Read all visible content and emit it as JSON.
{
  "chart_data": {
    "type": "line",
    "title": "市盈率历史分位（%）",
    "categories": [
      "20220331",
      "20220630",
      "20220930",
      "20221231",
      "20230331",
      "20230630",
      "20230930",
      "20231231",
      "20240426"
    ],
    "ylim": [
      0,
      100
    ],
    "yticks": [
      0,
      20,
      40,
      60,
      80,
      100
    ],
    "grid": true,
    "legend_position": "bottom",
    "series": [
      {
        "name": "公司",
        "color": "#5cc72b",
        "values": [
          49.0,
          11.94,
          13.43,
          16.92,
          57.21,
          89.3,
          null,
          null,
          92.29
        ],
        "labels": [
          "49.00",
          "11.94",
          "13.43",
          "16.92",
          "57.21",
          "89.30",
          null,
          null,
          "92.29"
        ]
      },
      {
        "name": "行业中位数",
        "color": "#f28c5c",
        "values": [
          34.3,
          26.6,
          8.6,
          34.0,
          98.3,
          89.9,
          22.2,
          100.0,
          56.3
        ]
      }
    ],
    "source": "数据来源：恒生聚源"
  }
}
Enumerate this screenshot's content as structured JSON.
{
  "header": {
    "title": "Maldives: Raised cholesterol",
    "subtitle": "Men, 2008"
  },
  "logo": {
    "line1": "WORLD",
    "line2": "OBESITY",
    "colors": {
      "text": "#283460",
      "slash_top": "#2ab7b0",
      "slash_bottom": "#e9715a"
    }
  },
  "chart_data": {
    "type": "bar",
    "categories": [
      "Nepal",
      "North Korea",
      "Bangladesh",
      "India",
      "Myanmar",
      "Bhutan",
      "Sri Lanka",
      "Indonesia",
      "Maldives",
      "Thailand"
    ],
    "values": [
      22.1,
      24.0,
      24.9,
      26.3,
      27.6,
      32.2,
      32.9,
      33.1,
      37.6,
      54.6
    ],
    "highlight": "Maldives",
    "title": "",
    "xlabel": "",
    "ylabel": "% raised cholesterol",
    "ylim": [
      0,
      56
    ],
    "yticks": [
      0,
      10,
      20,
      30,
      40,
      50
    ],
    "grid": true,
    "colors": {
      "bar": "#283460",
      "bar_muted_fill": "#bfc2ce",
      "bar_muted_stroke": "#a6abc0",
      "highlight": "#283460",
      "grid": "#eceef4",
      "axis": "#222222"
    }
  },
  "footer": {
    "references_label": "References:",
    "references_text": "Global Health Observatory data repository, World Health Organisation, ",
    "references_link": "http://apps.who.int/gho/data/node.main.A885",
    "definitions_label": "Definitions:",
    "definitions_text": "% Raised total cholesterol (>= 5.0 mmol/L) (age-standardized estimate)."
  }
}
==============================
**GOAL**
Find the lines above that contain the word "content" and collect them.

**COMPLETED EXERCISE**
Read all visible content and emit it as JSON.
Enumerate this screenshot's content as structured JSON.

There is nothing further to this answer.